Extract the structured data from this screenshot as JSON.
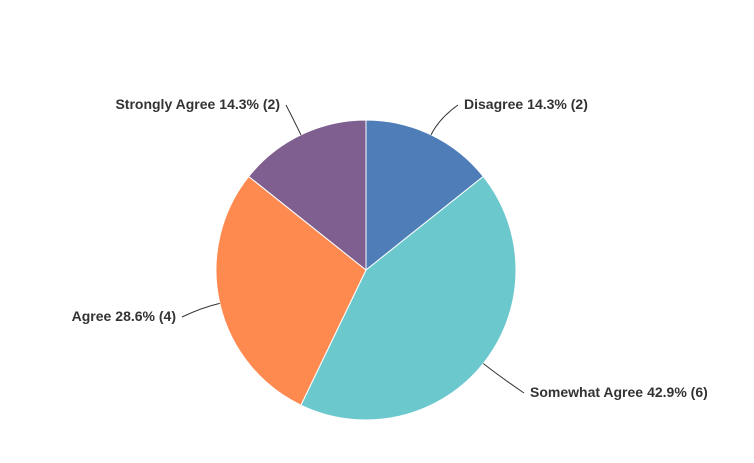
{
  "chart_data": {
    "type": "pie",
    "categories": [
      "Disagree",
      "Somewhat Agree",
      "Agree",
      "Strongly Agree"
    ],
    "values": [
      14.3,
      42.9,
      28.6,
      14.3
    ],
    "value_labels": [
      "14.3% (2)",
      "42.9% (6)",
      "28.6% (4)",
      "14.3% (2)"
    ],
    "colors": [
      "#4f7db8",
      "#6bc8cc",
      "#ff8a50",
      "#7e5f8f"
    ]
  }
}
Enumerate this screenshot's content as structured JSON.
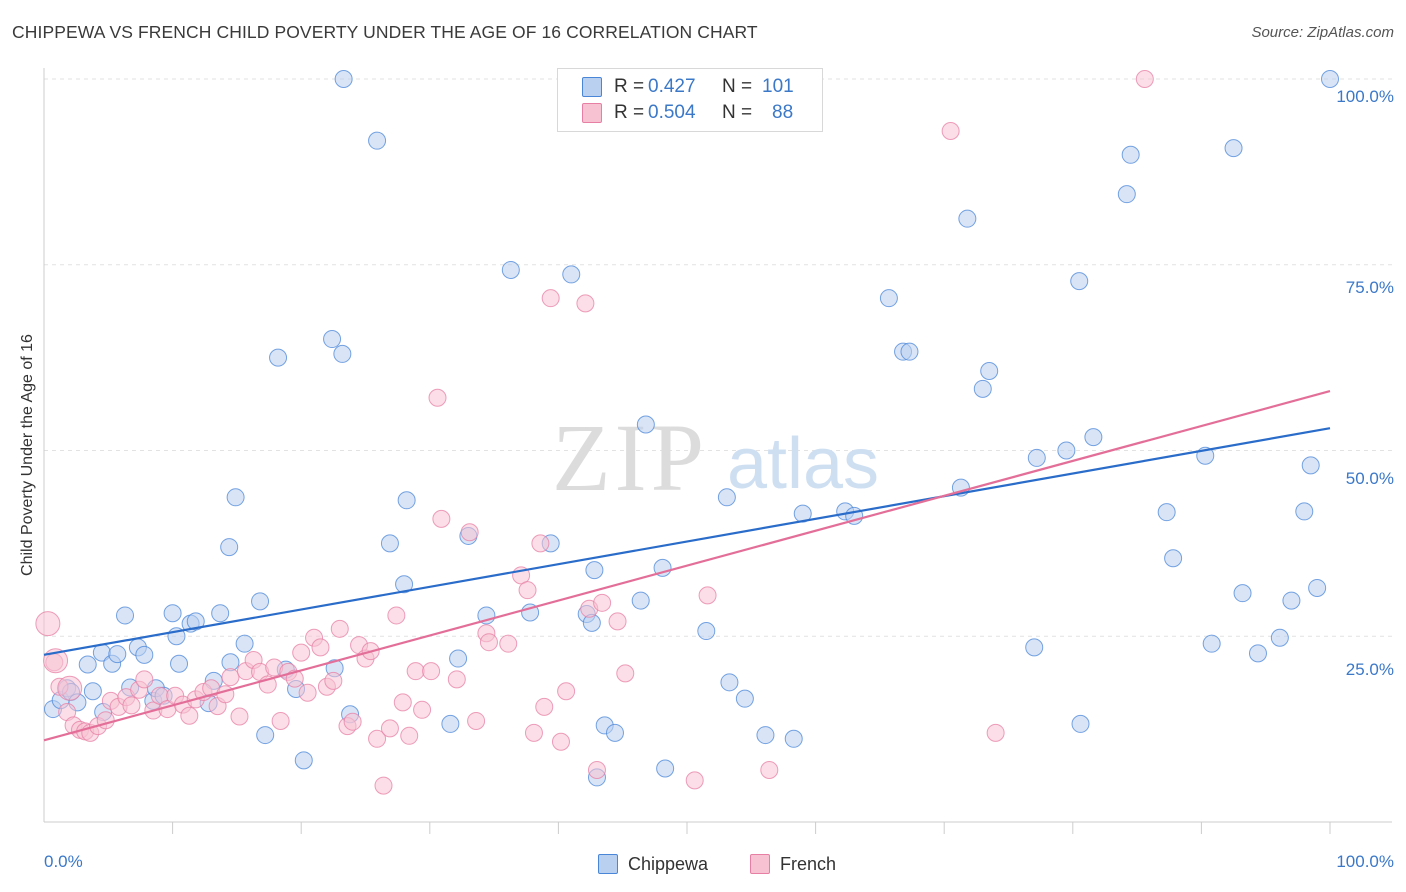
{
  "title": "CHIPPEWA VS FRENCH CHILD POVERTY UNDER THE AGE OF 16 CORRELATION CHART",
  "source": "Source: ZipAtlas.com",
  "watermark": {
    "zip": "ZIP",
    "atlas": "atlas"
  },
  "legend_top": {
    "rows": [
      {
        "r_label": "R =",
        "r_value": "0.427",
        "n_label": "N =",
        "n_value": "101",
        "color": "#4a86d8"
      },
      {
        "r_label": "R =",
        "r_value": "0.504",
        "n_label": "N =",
        "n_value": "88",
        "color": "#e77fa4"
      }
    ]
  },
  "legend_bottom": {
    "items": [
      "Chippewa",
      "French"
    ]
  },
  "axis": {
    "x_tick_left": "0.0%",
    "x_tick_right": "100.0%",
    "y_ticks": [
      "100.0%",
      "75.0%",
      "50.0%",
      "25.0%"
    ]
  },
  "chart_data": {
    "type": "scatter",
    "title": "CHIPPEWA VS FRENCH CHILD POVERTY UNDER THE AGE OF 16 CORRELATION CHART",
    "xlabel": "",
    "ylabel": "Child Poverty Under the Age of 16",
    "xlim": [
      0,
      100
    ],
    "ylim": [
      0,
      100
    ],
    "grid": true,
    "legend_placement": "bottom-center",
    "series": [
      {
        "name": "Chippewa",
        "color": "#4a86d8",
        "fill": "#b9d0f0",
        "r": 0.427,
        "n": 101,
        "trend": {
          "x": [
            0,
            100
          ],
          "y": [
            22.5,
            53.0
          ]
        },
        "points": [
          [
            0.7,
            15.2
          ],
          [
            1.3,
            16.4
          ],
          [
            1.8,
            18.0
          ],
          [
            2.1,
            17.5
          ],
          [
            2.6,
            16.1
          ],
          [
            3.4,
            21.2
          ],
          [
            3.8,
            17.6
          ],
          [
            4.5,
            22.8
          ],
          [
            4.6,
            14.8
          ],
          [
            5.3,
            21.3
          ],
          [
            5.7,
            22.6
          ],
          [
            6.3,
            27.8
          ],
          [
            6.7,
            18.1
          ],
          [
            7.3,
            23.5
          ],
          [
            7.8,
            22.5
          ],
          [
            8.5,
            16.3
          ],
          [
            8.7,
            18.0
          ],
          [
            9.3,
            17.0
          ],
          [
            10.0,
            28.1
          ],
          [
            10.3,
            25.0
          ],
          [
            10.5,
            21.3
          ],
          [
            11.4,
            26.7
          ],
          [
            11.8,
            27.0
          ],
          [
            12.8,
            16.0
          ],
          [
            13.2,
            19.0
          ],
          [
            13.7,
            28.1
          ],
          [
            14.5,
            21.5
          ],
          [
            14.4,
            37.0
          ],
          [
            14.9,
            43.7
          ],
          [
            15.6,
            24.0
          ],
          [
            16.8,
            29.7
          ],
          [
            17.2,
            11.7
          ],
          [
            18.2,
            62.5
          ],
          [
            18.8,
            20.5
          ],
          [
            19.6,
            17.9
          ],
          [
            20.2,
            8.3
          ],
          [
            22.4,
            65.0
          ],
          [
            22.6,
            20.7
          ],
          [
            23.2,
            63.0
          ],
          [
            23.8,
            14.5
          ],
          [
            23.3,
            100
          ],
          [
            25.9,
            91.7
          ],
          [
            26.9,
            37.5
          ],
          [
            28.0,
            32.0
          ],
          [
            28.2,
            43.3
          ],
          [
            31.6,
            13.2
          ],
          [
            32.2,
            22.0
          ],
          [
            33.0,
            38.5
          ],
          [
            34.4,
            27.8
          ],
          [
            36.3,
            74.3
          ],
          [
            37.8,
            28.2
          ],
          [
            39.4,
            37.5
          ],
          [
            41.0,
            73.7
          ],
          [
            42.2,
            28.0
          ],
          [
            42.6,
            26.8
          ],
          [
            42.8,
            33.9
          ],
          [
            43.0,
            6.0
          ],
          [
            43.6,
            13.0
          ],
          [
            44.4,
            12.0
          ],
          [
            46.4,
            29.8
          ],
          [
            46.8,
            53.5
          ],
          [
            48.1,
            34.2
          ],
          [
            48.3,
            7.2
          ],
          [
            51.5,
            25.7
          ],
          [
            53.1,
            43.7
          ],
          [
            53.3,
            18.8
          ],
          [
            54.5,
            16.6
          ],
          [
            56.1,
            11.7
          ],
          [
            58.3,
            11.2
          ],
          [
            59.0,
            41.5
          ],
          [
            62.3,
            41.8
          ],
          [
            63.0,
            41.2
          ],
          [
            65.7,
            70.5
          ],
          [
            66.8,
            63.3
          ],
          [
            67.3,
            63.3
          ],
          [
            71.3,
            45.0
          ],
          [
            71.8,
            81.2
          ],
          [
            73.0,
            58.3
          ],
          [
            73.5,
            60.7
          ],
          [
            77.0,
            23.5
          ],
          [
            77.2,
            49.0
          ],
          [
            79.5,
            50.0
          ],
          [
            80.5,
            72.8
          ],
          [
            80.6,
            13.2
          ],
          [
            81.6,
            51.8
          ],
          [
            84.2,
            84.5
          ],
          [
            84.5,
            89.8
          ],
          [
            87.3,
            41.7
          ],
          [
            87.8,
            35.5
          ],
          [
            90.3,
            49.3
          ],
          [
            90.8,
            24.0
          ],
          [
            92.5,
            90.7
          ],
          [
            93.2,
            30.8
          ],
          [
            94.4,
            22.7
          ],
          [
            96.1,
            24.8
          ],
          [
            97.0,
            29.8
          ],
          [
            98.0,
            41.8
          ],
          [
            98.5,
            48.0
          ],
          [
            99.0,
            31.5
          ],
          [
            100.0,
            100
          ]
        ]
      },
      {
        "name": "French",
        "color": "#e77fa4",
        "fill": "#f7c3d3",
        "r": 0.504,
        "n": 88,
        "trend": {
          "x": [
            0,
            100
          ],
          "y": [
            11.0,
            58.0
          ]
        },
        "points": [
          [
            0.3,
            26.7
          ],
          [
            0.8,
            21.5
          ],
          [
            1.2,
            18.2
          ],
          [
            1.8,
            14.8
          ],
          [
            2.3,
            13.0
          ],
          [
            2.8,
            12.4
          ],
          [
            3.2,
            12.2
          ],
          [
            3.6,
            12.0
          ],
          [
            4.2,
            12.9
          ],
          [
            4.8,
            13.7
          ],
          [
            5.2,
            16.3
          ],
          [
            5.8,
            15.5
          ],
          [
            6.4,
            16.8
          ],
          [
            6.8,
            15.7
          ],
          [
            7.4,
            17.8
          ],
          [
            7.8,
            19.2
          ],
          [
            8.5,
            15.0
          ],
          [
            9.0,
            17.0
          ],
          [
            9.6,
            15.2
          ],
          [
            10.2,
            17.0
          ],
          [
            10.8,
            15.8
          ],
          [
            11.3,
            14.3
          ],
          [
            11.8,
            16.5
          ],
          [
            12.4,
            17.5
          ],
          [
            13.0,
            18.0
          ],
          [
            13.5,
            15.6
          ],
          [
            14.1,
            17.2
          ],
          [
            14.5,
            19.5
          ],
          [
            15.2,
            14.2
          ],
          [
            15.7,
            20.3
          ],
          [
            16.3,
            21.8
          ],
          [
            16.8,
            20.2
          ],
          [
            17.4,
            18.5
          ],
          [
            17.9,
            20.8
          ],
          [
            18.4,
            13.6
          ],
          [
            19.0,
            20.2
          ],
          [
            19.5,
            19.3
          ],
          [
            20.0,
            22.8
          ],
          [
            20.5,
            17.4
          ],
          [
            21.0,
            24.8
          ],
          [
            21.5,
            23.5
          ],
          [
            22.0,
            18.2
          ],
          [
            22.5,
            19.0
          ],
          [
            23.0,
            26.0
          ],
          [
            23.6,
            12.9
          ],
          [
            24.0,
            13.5
          ],
          [
            24.5,
            23.8
          ],
          [
            25.0,
            22.0
          ],
          [
            25.4,
            23.0
          ],
          [
            25.9,
            11.2
          ],
          [
            26.4,
            4.9
          ],
          [
            26.9,
            12.6
          ],
          [
            27.4,
            27.8
          ],
          [
            27.9,
            16.1
          ],
          [
            28.4,
            11.6
          ],
          [
            28.9,
            20.3
          ],
          [
            29.4,
            15.1
          ],
          [
            30.1,
            20.3
          ],
          [
            30.6,
            57.1
          ],
          [
            30.9,
            40.8
          ],
          [
            32.1,
            19.2
          ],
          [
            33.1,
            39.0
          ],
          [
            33.6,
            13.6
          ],
          [
            34.4,
            25.4
          ],
          [
            34.6,
            24.2
          ],
          [
            36.1,
            24.0
          ],
          [
            37.1,
            33.2
          ],
          [
            37.6,
            31.2
          ],
          [
            38.1,
            12.0
          ],
          [
            38.6,
            37.5
          ],
          [
            38.9,
            15.5
          ],
          [
            39.4,
            70.5
          ],
          [
            40.2,
            10.8
          ],
          [
            40.6,
            17.6
          ],
          [
            42.1,
            69.8
          ],
          [
            42.4,
            28.7
          ],
          [
            43.4,
            29.5
          ],
          [
            44.6,
            27.0
          ],
          [
            45.2,
            20.0
          ],
          [
            43.0,
            7.0
          ],
          [
            50.6,
            5.6
          ],
          [
            51.6,
            30.5
          ],
          [
            56.4,
            7.0
          ],
          [
            70.5,
            93.0
          ],
          [
            74.0,
            12.0
          ],
          [
            85.6,
            100.0
          ],
          [
            0.9,
            21.7
          ],
          [
            2.0,
            18.0
          ]
        ]
      }
    ]
  }
}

→ Work required
Extract lines where the string "screenshot" occurs.

→ Exercise answer
Extract the structured data from this screenshot as JSON.
Enumerate this screenshot's content as structured JSON.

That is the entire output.